:: EXERCISE DIRECTIONS ::
Give back the entire listing verbatim.

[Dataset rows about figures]
┌──

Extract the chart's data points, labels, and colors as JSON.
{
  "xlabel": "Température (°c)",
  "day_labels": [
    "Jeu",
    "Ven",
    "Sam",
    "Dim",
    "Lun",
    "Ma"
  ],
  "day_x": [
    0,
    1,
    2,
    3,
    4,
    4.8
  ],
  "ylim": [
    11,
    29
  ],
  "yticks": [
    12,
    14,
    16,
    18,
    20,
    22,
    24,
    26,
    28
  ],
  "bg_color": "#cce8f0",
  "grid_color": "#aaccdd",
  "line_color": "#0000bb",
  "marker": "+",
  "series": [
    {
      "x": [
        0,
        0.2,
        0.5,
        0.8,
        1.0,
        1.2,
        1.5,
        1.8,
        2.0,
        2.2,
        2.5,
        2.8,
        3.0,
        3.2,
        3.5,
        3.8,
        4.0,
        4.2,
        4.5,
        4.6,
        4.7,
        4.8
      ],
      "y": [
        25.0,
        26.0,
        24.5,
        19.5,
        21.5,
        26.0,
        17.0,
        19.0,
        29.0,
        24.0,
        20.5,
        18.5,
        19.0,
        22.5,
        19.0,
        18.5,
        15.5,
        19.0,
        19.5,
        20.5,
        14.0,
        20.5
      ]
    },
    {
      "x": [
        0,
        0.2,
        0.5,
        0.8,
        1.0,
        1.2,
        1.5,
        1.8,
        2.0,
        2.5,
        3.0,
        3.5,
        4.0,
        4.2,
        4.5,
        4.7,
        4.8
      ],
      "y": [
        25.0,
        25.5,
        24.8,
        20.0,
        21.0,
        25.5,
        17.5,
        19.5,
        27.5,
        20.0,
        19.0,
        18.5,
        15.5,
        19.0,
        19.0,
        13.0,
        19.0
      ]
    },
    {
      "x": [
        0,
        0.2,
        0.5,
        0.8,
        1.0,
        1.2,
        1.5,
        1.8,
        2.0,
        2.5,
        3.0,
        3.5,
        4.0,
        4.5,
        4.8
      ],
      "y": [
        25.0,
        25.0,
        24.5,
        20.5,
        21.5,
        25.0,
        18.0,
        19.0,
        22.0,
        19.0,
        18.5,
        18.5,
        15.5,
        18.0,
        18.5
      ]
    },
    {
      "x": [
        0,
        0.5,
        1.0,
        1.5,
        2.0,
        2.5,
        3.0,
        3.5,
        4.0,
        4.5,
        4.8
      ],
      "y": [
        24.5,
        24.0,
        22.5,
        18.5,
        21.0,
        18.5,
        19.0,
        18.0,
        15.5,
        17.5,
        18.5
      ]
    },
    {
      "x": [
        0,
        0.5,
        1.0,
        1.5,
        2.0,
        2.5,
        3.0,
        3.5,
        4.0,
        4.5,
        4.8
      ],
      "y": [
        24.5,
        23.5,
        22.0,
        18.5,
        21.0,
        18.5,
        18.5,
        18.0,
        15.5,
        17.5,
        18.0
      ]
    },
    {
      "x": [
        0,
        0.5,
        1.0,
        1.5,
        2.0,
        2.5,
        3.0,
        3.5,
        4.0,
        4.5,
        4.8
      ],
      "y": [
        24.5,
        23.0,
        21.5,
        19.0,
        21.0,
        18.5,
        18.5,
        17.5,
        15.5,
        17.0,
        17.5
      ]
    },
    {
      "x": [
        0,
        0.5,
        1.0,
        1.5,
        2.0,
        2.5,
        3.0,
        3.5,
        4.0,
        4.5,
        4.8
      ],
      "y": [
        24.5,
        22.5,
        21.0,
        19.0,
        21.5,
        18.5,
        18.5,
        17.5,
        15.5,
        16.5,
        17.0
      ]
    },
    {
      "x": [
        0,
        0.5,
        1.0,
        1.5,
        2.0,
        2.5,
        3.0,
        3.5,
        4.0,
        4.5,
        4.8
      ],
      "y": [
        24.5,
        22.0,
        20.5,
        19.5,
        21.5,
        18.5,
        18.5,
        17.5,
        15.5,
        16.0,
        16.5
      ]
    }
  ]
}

└──

:: EXERCISE OUTPUT ::
Extract the chart's data points, labels, and colors as JSON.
{
  "xlabel": "Température (°c)",
  "day_labels": [
    "Jeu",
    "Ven",
    "Sam",
    "Dim",
    "Lun",
    "Ma"
  ],
  "day_x": [
    0,
    1,
    2,
    3,
    4,
    4.8
  ],
  "ylim": [
    11,
    29
  ],
  "yticks": [
    12,
    14,
    16,
    18,
    20,
    22,
    24,
    26,
    28
  ],
  "bg_color": "#cce8f0",
  "grid_color": "#aaccdd",
  "line_color": "#0000bb",
  "marker": "+",
  "series": [
    {
      "x": [
        0,
        0.2,
        0.5,
        0.8,
        1.0,
        1.2,
        1.5,
        1.8,
        2.0,
        2.2,
        2.5,
        2.8,
        3.0,
        3.2,
        3.5,
        3.8,
        4.0,
        4.2,
        4.5,
        4.6,
        4.7,
        4.8
      ],
      "y": [
        25.0,
        26.0,
        24.5,
        19.5,
        21.5,
        26.0,
        17.0,
        19.0,
        29.0,
        24.0,
        20.5,
        18.5,
        19.0,
        22.5,
        19.0,
        18.5,
        15.5,
        19.0,
        19.5,
        20.5,
        14.0,
        20.5
      ]
    },
    {
      "x": [
        0,
        0.2,
        0.5,
        0.8,
        1.0,
        1.2,
        1.5,
        1.8,
        2.0,
        2.5,
        3.0,
        3.5,
        4.0,
        4.2,
        4.5,
        4.7,
        4.8
      ],
      "y": [
        25.0,
        25.5,
        24.8,
        20.0,
        21.0,
        25.5,
        17.5,
        19.5,
        27.5,
        20.0,
        19.0,
        18.5,
        15.5,
        19.0,
        19.0,
        13.0,
        19.0
      ]
    },
    {
      "x": [
        0,
        0.2,
        0.5,
        0.8,
        1.0,
        1.2,
        1.5,
        1.8,
        2.0,
        2.5,
        3.0,
        3.5,
        4.0,
        4.5,
        4.8
      ],
      "y": [
        25.0,
        25.0,
        24.5,
        20.5,
        21.5,
        25.0,
        18.0,
        19.0,
        22.0,
        19.0,
        18.5,
        18.5,
        15.5,
        18.0,
        18.5
      ]
    },
    {
      "x": [
        0,
        0.5,
        1.0,
        1.5,
        2.0,
        2.5,
        3.0,
        3.5,
        4.0,
        4.5,
        4.8
      ],
      "y": [
        24.5,
        24.0,
        22.5,
        18.5,
        21.0,
        18.5,
        19.0,
        18.0,
        15.5,
        17.5,
        18.5
      ]
    },
    {
      "x": [
        0,
        0.5,
        1.0,
        1.5,
        2.0,
        2.5,
        3.0,
        3.5,
        4.0,
        4.5,
        4.8
      ],
      "y": [
        24.5,
        23.5,
        22.0,
        18.5,
        21.0,
        18.5,
        18.5,
        18.0,
        15.5,
        17.5,
        18.0
      ]
    },
    {
      "x": [
        0,
        0.5,
        1.0,
        1.5,
        2.0,
        2.5,
        3.0,
        3.5,
        4.0,
        4.5,
        4.8
      ],
      "y": [
        24.5,
        23.0,
        21.5,
        19.0,
        21.0,
        18.5,
        18.5,
        17.5,
        15.5,
        17.0,
        17.5
      ]
    },
    {
      "x": [
        0,
        0.5,
        1.0,
        1.5,
        2.0,
        2.5,
        3.0,
        3.5,
        4.0,
        4.5,
        4.8
      ],
      "y": [
        24.5,
        22.5,
        21.0,
        19.0,
        21.5,
        18.5,
        18.5,
        17.5,
        15.5,
        16.5,
        17.0
      ]
    },
    {
      "x": [
        0,
        0.5,
        1.0,
        1.5,
        2.0,
        2.5,
        3.0,
        3.5,
        4.0,
        4.5,
        4.8
      ],
      "y": [
        24.5,
        22.0,
        20.5,
        19.5,
        21.5,
        18.5,
        18.5,
        17.5,
        15.5,
        16.0,
        16.5
      ]
    }
  ]
}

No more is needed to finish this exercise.